### TASK INSTRUCTIONS
How many lines of these entries hold the string "seconds"? Reply with the number alone.

### STORED RECORDS
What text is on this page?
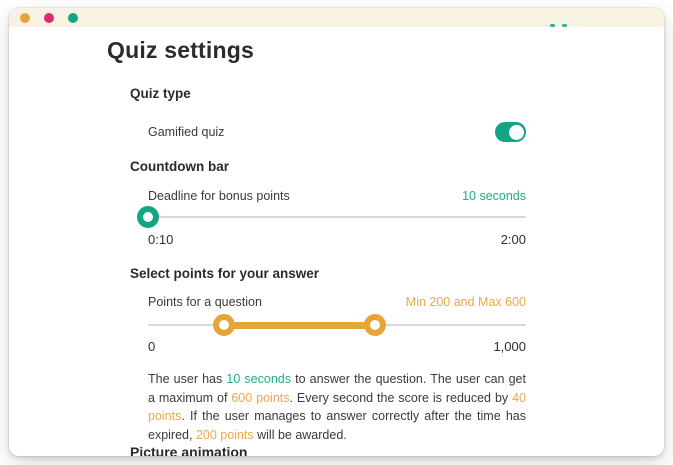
Quiz settings
Quiz type
Gamified quiz
Countdown bar
Deadline for bonus points	10 seconds
0:10	2:00
Select points for your answer
Points for a question	Min 200 and Max 600
0	1,000

The user has 10 seconds to answer the question. The user can get a maximum of 600 points. Every second the score is reduced by 40 points. If the user manages to answer correctly after the time has expired, 200 points will be awarded.

Picture animation
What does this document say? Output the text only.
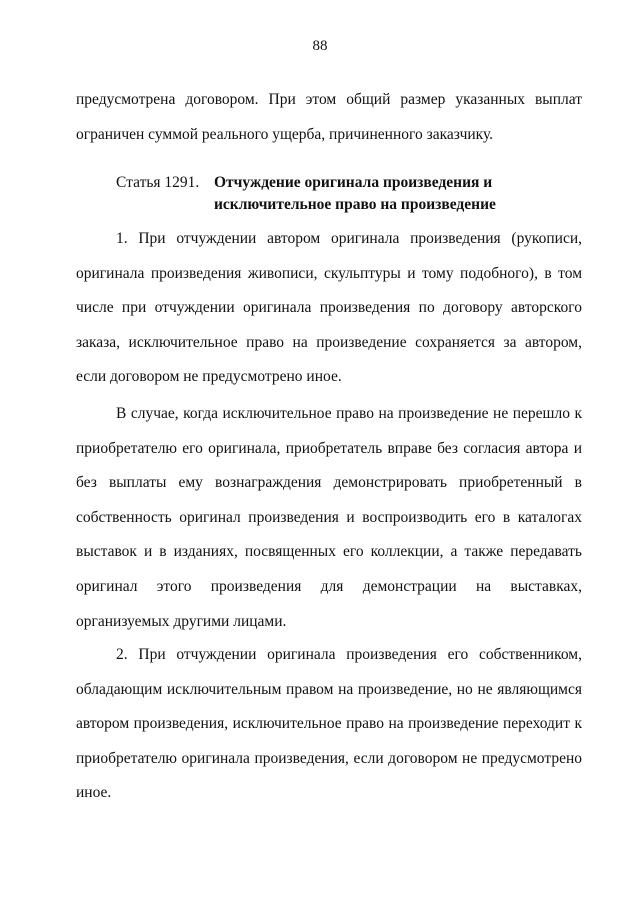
88

предусмотрена договором. При этом общий размер указанных выплат ограничен суммой реального ущерба, причиненного заказчику.

Статья 1291. Отчуждение оригинала произведения и исключительное право на произведение

1. При отчуждении автором оригинала произведения (рукописи, оригинала произведения живописи, скульптуры и тому подобного), в том числе при отчуждении оригинала произведения по договору авторского заказа, исключительное право на произведение сохраняется за автором, если договором не предусмотрено иное.

В случае, когда исключительное право на произведение не перешло к приобретателю его оригинала, приобретатель вправе без согласия автора и без выплаты ему вознаграждения демонстрировать приобретенный в собственность оригинал произведения и воспроизводить его в каталогах выставок и в изданиях, посвященных его коллекции, а также передавать оригинал этого произведения для демонстрации на выставках, организуемых другими лицами.

2. При отчуждении оригинала произведения его собственником, обладающим исключительным правом на произведение, но не являющимся автором произведения, исключительное право на произведение переходит к приобретателю оригинала произведения, если договором не предусмотрено иное.
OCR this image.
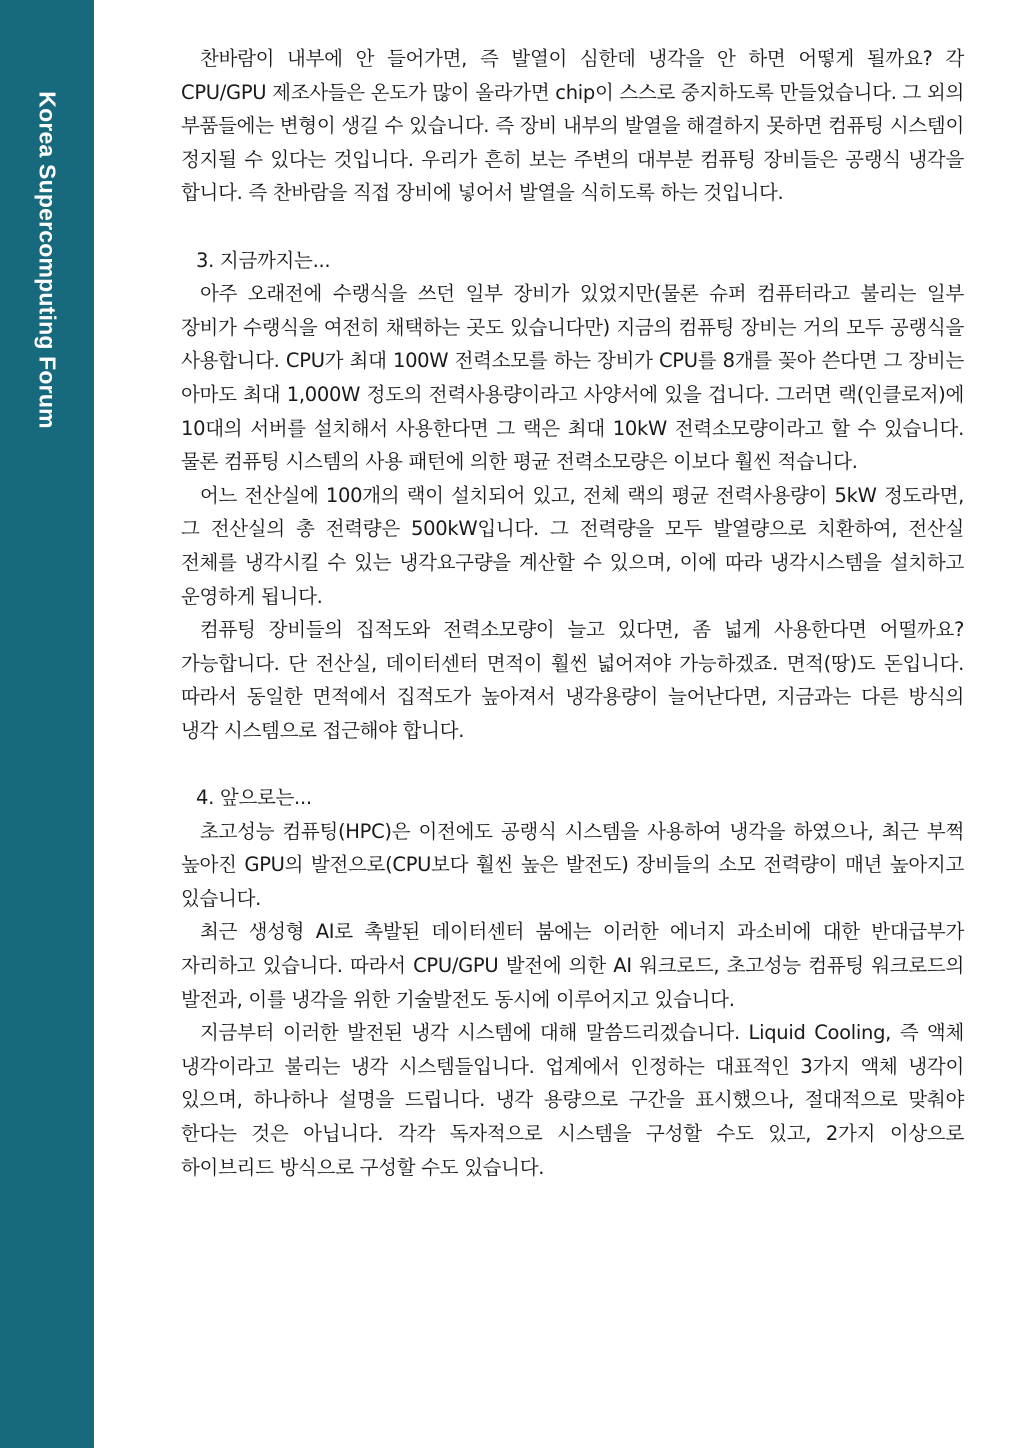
Korea Supercomputing Forum

찬바람이 내부에 안 들어가면, 즉 발열이 심한데 냉각을 안 하면 어떻게 될까요? 각 CPU/GPU 제조사들은 온도가 많이 올라가면 chip이 스스로 중지하도록 만들었습니다. 그 외의 부품들에는 변형이 생길 수 있습니다. 즉 장비 내부의 발열을 해결하지 못하면 컴퓨팅 시스템이 정지될 수 있다는 것입니다. 우리가 흔히 보는 주변의 대부분 컴퓨팅 장비들은 공랭식 냉각을 합니다. 즉 찬바람을 직접 장비에 넣어서 발열을 식히도록 하는 것입니다.

3. 지금까지는...

아주 오래전에 수랭식을 쓰던 일부 장비가 있었지만(물론 슈퍼 컴퓨터라고 불리는 일부 장비가 수랭식을 여전히 채택하는 곳도 있습니다만) 지금의 컴퓨팅 장비는 거의 모두 공랭식을 사용합니다. CPU가 최대 100W 전력소모를 하는 장비가 CPU를 8개를 꽂아 쓴다면 그 장비는 아마도 최대 1,000W 정도의 전력사용량이라고 사양서에 있을 겁니다. 그러면 랙(인클로저)에 10대의 서버를 설치해서 사용한다면 그 랙은 최대 10kW 전력소모량이라고 할 수 있습니다. 물론 컴퓨팅 시스템의 사용 패턴에 의한 평균 전력소모량은 이보다 훨씬 적습니다.

어느 전산실에 100개의 랙이 설치되어 있고, 전체 랙의 평균 전력사용량이 5kW 정도라면, 그 전산실의 총 전력량은 500kW입니다. 그 전력량을 모두 발열량으로 치환하여, 전산실 전체를 냉각시킬 수 있는 냉각요구량을 계산할 수 있으며, 이에 따라 냉각시스템을 설치하고 운영하게 됩니다.

컴퓨팅 장비들의 집적도와 전력소모량이 늘고 있다면, 좀 넓게 사용한다면 어떨까요? 가능합니다. 단 전산실, 데이터센터 면적이 훨씬 넓어져야 가능하겠죠. 면적(땅)도 돈입니다. 따라서 동일한 면적에서 집적도가 높아져서 냉각용량이 늘어난다면, 지금과는 다른 방식의 냉각 시스템으로 접근해야 합니다.

4. 앞으로는...

초고성능 컴퓨팅(HPC)은 이전에도 공랭식 시스템을 사용하여 냉각을 하였으나, 최근 부쩍 높아진 GPU의 발전으로(CPU보다 훨씬 높은 발전도) 장비들의 소모 전력량이 매년 높아지고 있습니다.

최근 생성형 AI로 촉발된 데이터센터 붐에는 이러한 에너지 과소비에 대한 반대급부가 자리하고 있습니다. 따라서 CPU/GPU 발전에 의한 AI 워크로드, 초고성능 컴퓨팅 워크로드의 발전과, 이를 냉각을 위한 기술발전도 동시에 이루어지고 있습니다.

지금부터 이러한 발전된 냉각 시스템에 대해 말씀드리겠습니다. Liquid Cooling, 즉 액체 냉각이라고 불리는 냉각 시스템들입니다. 업계에서 인정하는 대표적인 3가지 액체 냉각이 있으며, 하나하나 설명을 드립니다. 냉각 용량으로 구간을 표시했으나, 절대적으로 맞춰야 한다는 것은 아닙니다. 각각 독자적으로 시스템을 구성할 수도 있고, 2가지 이상으로 하이브리드 방식으로 구성할 수도 있습니다.
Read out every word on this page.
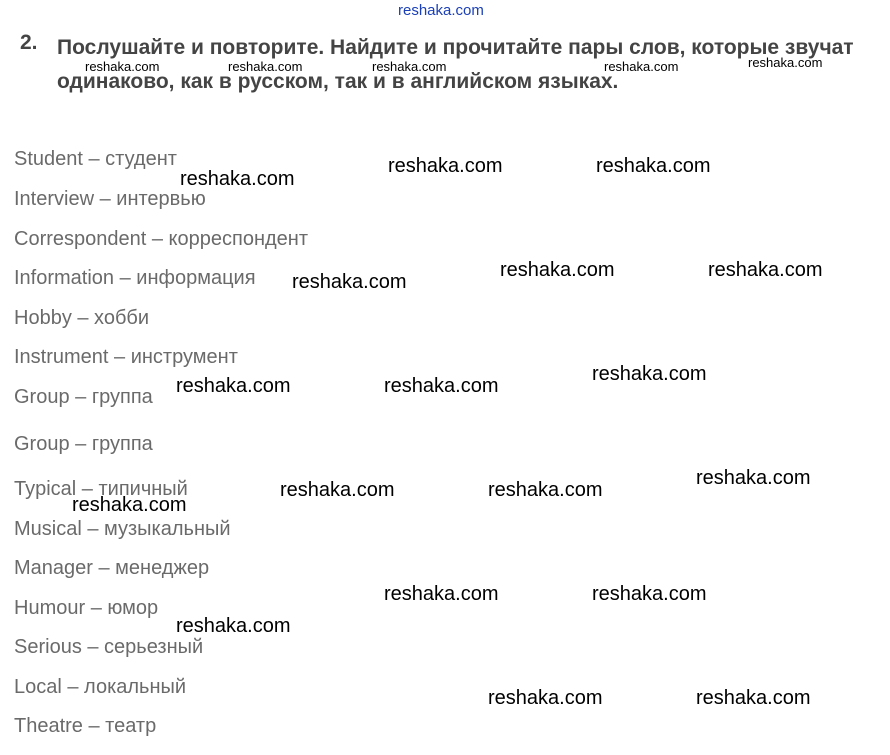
reshaka.com
2. Послушайте и повторите. Найдите и прочитайте пары слов, которые звучат одинаково, как в русском, так и в английском языках.
Student – студент
Interview – интервью
Correspondent – корреспондент
Information – информация
Hobby – хобби
Instrument – инструмент
Group – группа
Group – группа
Typical – типичный
Musical – музыкальный
Manager – менеджер
Humour – юмор
Serious – серьезный
Local – локальный
Theatre – театр
reshaka.com	reshaka.com	reshaka.com	reshaka.com	reshaka.com
reshaka.com	reshaka.com
reshaka.com
reshaka.com	reshaka.com
reshaka.com
reshaka.com
reshaka.com	reshaka.com
reshaka.com
reshaka.com	reshaka.com
reshaka.com
reshaka.com	reshaka.com
reshaka.com
reshaka.com	reshaka.com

### ANSWER TO THE EXERCISE
2